- [PROVIDED DATA]:

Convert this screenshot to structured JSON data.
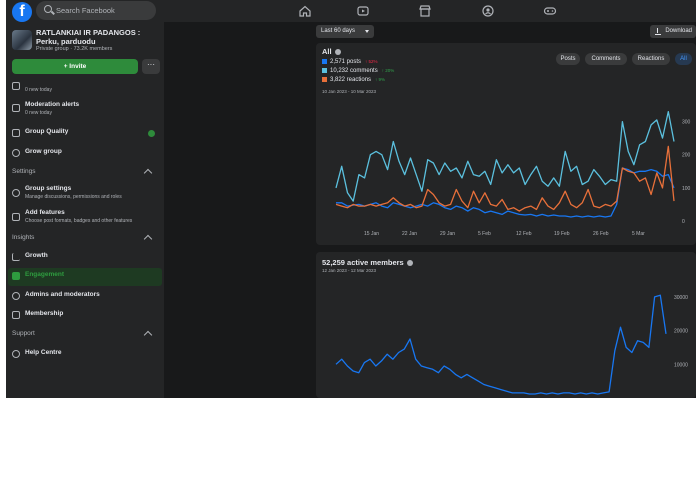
{
  "header": {
    "logo_letter": "f",
    "search_placeholder": "Search Facebook",
    "nav_icons": [
      "home-icon",
      "watch-icon",
      "marketplace-icon",
      "groups-icon",
      "gaming-icon"
    ]
  },
  "group": {
    "name": "RATLANKIAI IR PADANGOS : Perku, parduodu",
    "meta": "Private group · 73.2K members",
    "invite_label": "+ Invite",
    "more_label": "···"
  },
  "sidebar": {
    "items_top": [
      {
        "label": "",
        "sub": "0 new today"
      },
      {
        "label": "Moderation alerts",
        "sub": "0 new today"
      },
      {
        "label": "Group Quality",
        "sub": ""
      },
      {
        "label": "Grow group",
        "sub": ""
      }
    ],
    "settings_header": "Settings",
    "settings_items": [
      {
        "label": "Group settings",
        "sub": "Manage discussions, permissions and roles"
      },
      {
        "label": "Add features",
        "sub": "Choose post formats, badges and other features"
      }
    ],
    "insights_header": "Insights",
    "insights_items": [
      {
        "label": "Growth"
      },
      {
        "label": "Engagement"
      },
      {
        "label": "Admins and moderators"
      },
      {
        "label": "Membership"
      }
    ],
    "support_header": "Support",
    "support_items": [
      {
        "label": "Help Centre"
      }
    ]
  },
  "toolbar": {
    "range_select": "Last 60 days",
    "download_label": "Download"
  },
  "colors": {
    "posts": "#1877f2",
    "comments": "#5bc0de",
    "reactions": "#e8703a",
    "members": "#1877f2",
    "accent_green": "#2e8b3b"
  },
  "engagement": {
    "title": "All",
    "legend": [
      {
        "label": "2,571 posts",
        "pct": "↑ 52%",
        "pct_color": "#f02849"
      },
      {
        "label": "10,232 comments",
        "pct": "↑ 20%",
        "pct_color": "#31a24c"
      },
      {
        "label": "3,822 reactions",
        "pct": "↑ 9%",
        "pct_color": "#31a24c"
      }
    ],
    "range": "10 Jan 2023 - 10 Mar 2023",
    "filters": [
      "Posts",
      "Comments",
      "Reactions",
      "All"
    ]
  },
  "members": {
    "title": "52,259 active members",
    "range": "12 Jan 2023 - 12 Mar 2023"
  },
  "chart_data": [
    {
      "type": "line",
      "x_ticks": [
        "15 Jan",
        "22 Jan",
        "29 Jan",
        "5 Feb",
        "12 Feb",
        "19 Feb",
        "26 Feb",
        "5 Mar"
      ],
      "y_ticks": [
        0,
        100,
        200,
        300
      ],
      "ylim": [
        0,
        350
      ],
      "grid": false,
      "series": [
        {
          "name": "posts",
          "values": [
            55,
            55,
            45,
            48,
            50,
            45,
            50,
            55,
            45,
            40,
            55,
            50,
            45,
            40,
            45,
            50,
            45,
            55,
            50,
            40,
            35,
            45,
            40,
            30,
            40,
            35,
            25,
            30,
            25,
            20,
            30,
            25,
            20,
            18,
            20,
            15,
            20,
            15,
            18,
            15,
            15,
            12,
            15,
            12,
            15,
            12,
            15,
            12,
            15,
            50,
            160,
            155,
            145,
            150,
            150,
            155,
            150,
            135,
            140,
            100
          ]
        },
        {
          "name": "comments",
          "values": [
            100,
            165,
            85,
            60,
            140,
            130,
            200,
            210,
            200,
            155,
            240,
            180,
            140,
            190,
            140,
            90,
            185,
            175,
            140,
            175,
            150,
            160,
            130,
            180,
            140,
            135,
            150,
            110,
            185,
            145,
            170,
            145,
            160,
            110,
            140,
            165,
            120,
            105,
            130,
            105,
            210,
            150,
            165,
            110,
            120,
            155,
            135,
            110,
            125,
            120,
            300,
            210,
            170,
            230,
            240,
            290,
            305,
            250,
            330,
            240
          ]
        },
        {
          "name": "reactions",
          "values": [
            50,
            45,
            40,
            50,
            45,
            45,
            50,
            45,
            50,
            55,
            70,
            55,
            45,
            50,
            40,
            45,
            95,
            80,
            55,
            45,
            50,
            95,
            60,
            40,
            90,
            55,
            85,
            50,
            45,
            65,
            35,
            40,
            30,
            40,
            45,
            35,
            70,
            45,
            35,
            55,
            90,
            50,
            40,
            55,
            95,
            45,
            40,
            50,
            45,
            60,
            160,
            150,
            145,
            120,
            130,
            80,
            145,
            100,
            225,
            60
          ]
        }
      ]
    },
    {
      "type": "line",
      "y_ticks": [
        10000,
        20000,
        30000
      ],
      "ylim": [
        0,
        35000
      ],
      "grid": false,
      "series": [
        {
          "name": "active members",
          "values": [
            10000,
            11500,
            9500,
            8000,
            7500,
            10500,
            11500,
            9500,
            11000,
            13000,
            11500,
            13500,
            14500,
            17500,
            11500,
            9500,
            9000,
            8500,
            7500,
            9500,
            8500,
            7000,
            6000,
            7000,
            6000,
            5000,
            4000,
            3500,
            3000,
            2500,
            2000,
            1500,
            1500,
            1500,
            1200,
            1200,
            1500,
            1200,
            1500,
            1200,
            1500,
            1500,
            1200,
            1500,
            1200,
            1500,
            1200,
            1500,
            1800,
            14000,
            21000,
            15000,
            13500,
            17000,
            16500,
            15000,
            30000,
            30500,
            19000
          ]
        }
      ]
    }
  ]
}
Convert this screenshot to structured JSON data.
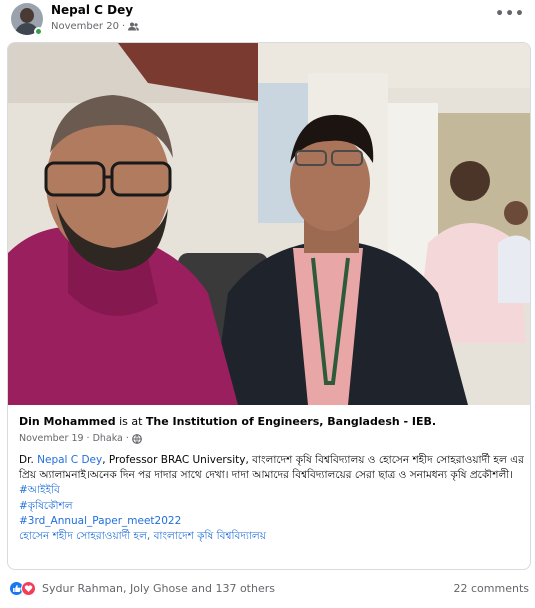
{
  "post": {
    "author": "Nepal C Dey",
    "date": "November 20",
    "audience_icon": "friends-icon",
    "more_icon": "more-options-icon"
  },
  "shared": {
    "author": "Din Mohammed",
    "is_at": "is at",
    "place": "The Institution of Engineers, Bangladesh - IEB.",
    "date": "November 19",
    "location": "Dhaka",
    "separator": "·",
    "body_prefix": "Dr.",
    "body_link": "Nepal C Dey",
    "body_text": ", Professor BRAC University, বাংলাদেশ কৃষি বিশ্ববিদ্যালয় ও হোসেন শহীদ সোহরাওয়ার্দী হল এর প্রিয় অ্যালামনাই।অনেক দিন পর দাদার সাথে দেখা। দাদা আমাদের বিশ্ববিদ্যালয়ের সেরা ছাত্র ও সনামধন্য কৃষি প্রকৌশলী।",
    "hashtags": [
      "#আইইবি",
      "#কৃষিকৌশল",
      "#3rd_Annual_Paper_meet2022"
    ],
    "location_tag": "হোসেন শহীদ সোহরাওয়ার্দী হল, বাংলাদেশ কৃষি বিশ্ববিদ্যালয়"
  },
  "reactions": {
    "summary": "Sydur Rahman, Joly Ghose and 137 others",
    "types": [
      "like-icon",
      "love-icon"
    ],
    "comments": "22 comments"
  },
  "colors": {
    "link": "#216fdb",
    "secondary_text": "#65676b",
    "like": "#1877f2",
    "love": "#f33e58",
    "online": "#31a24c"
  }
}
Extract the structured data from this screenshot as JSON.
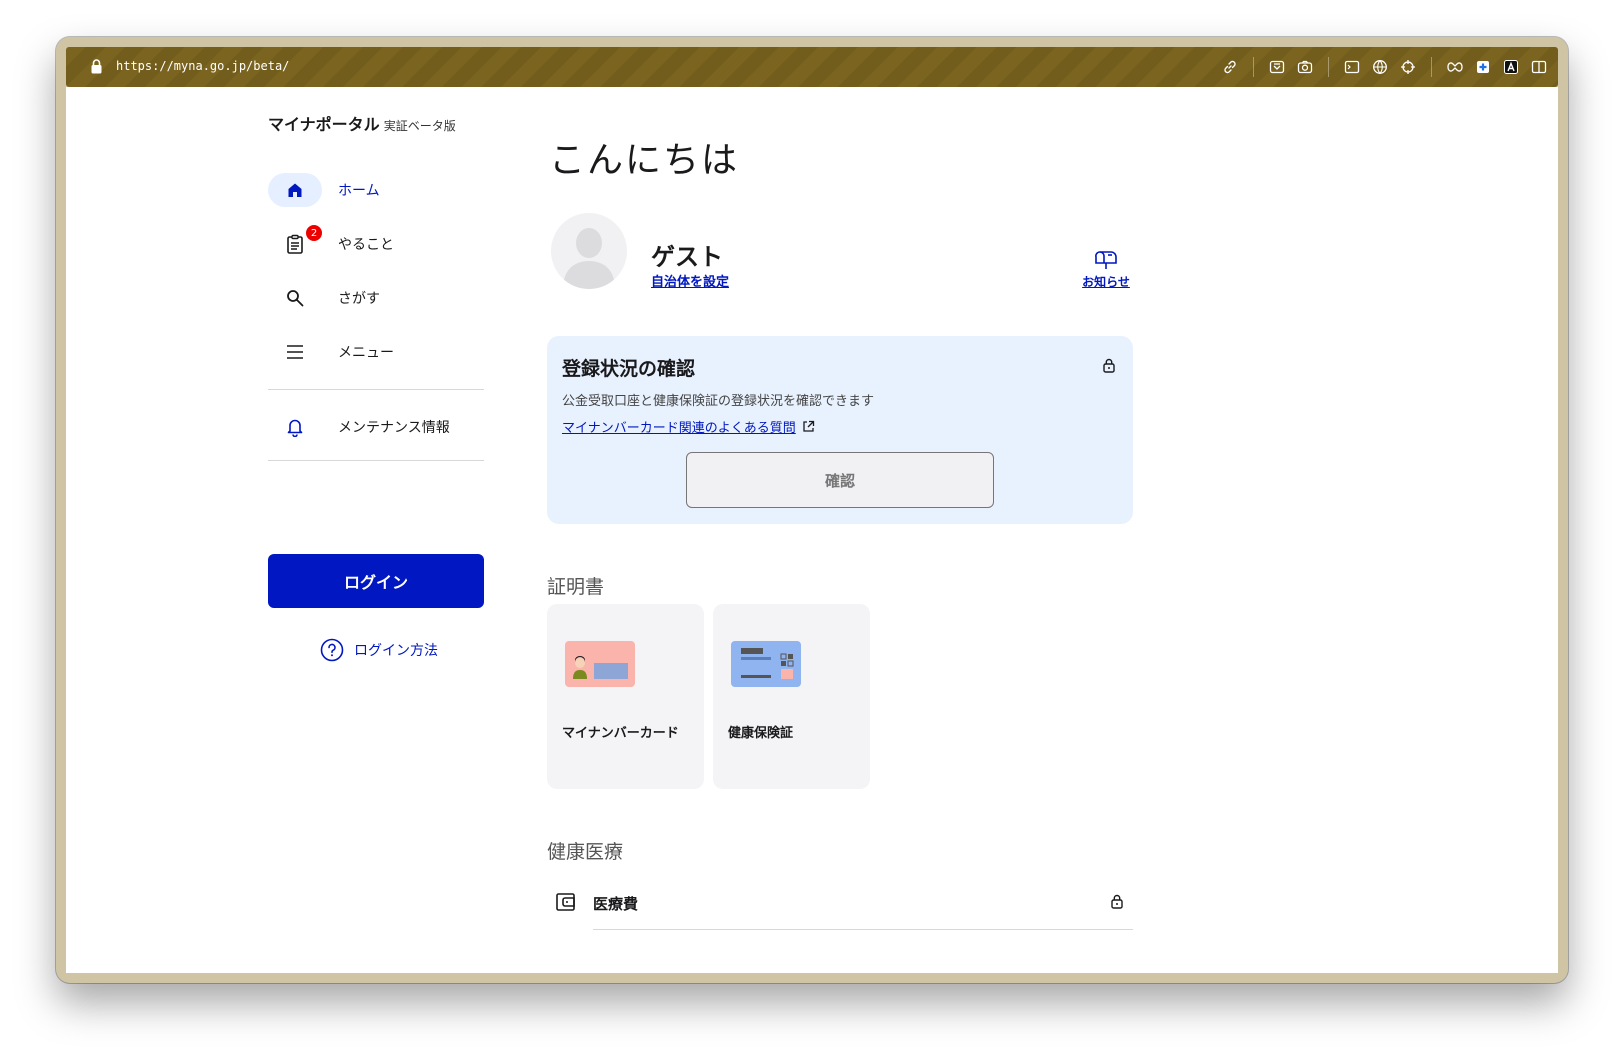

- [WHAT YOU WILL DO]:
Find the lines holding "features" and list every one.

- [RESULT]:
        "label": "Add features",
        "sub": "Choose post formats, badges and other features"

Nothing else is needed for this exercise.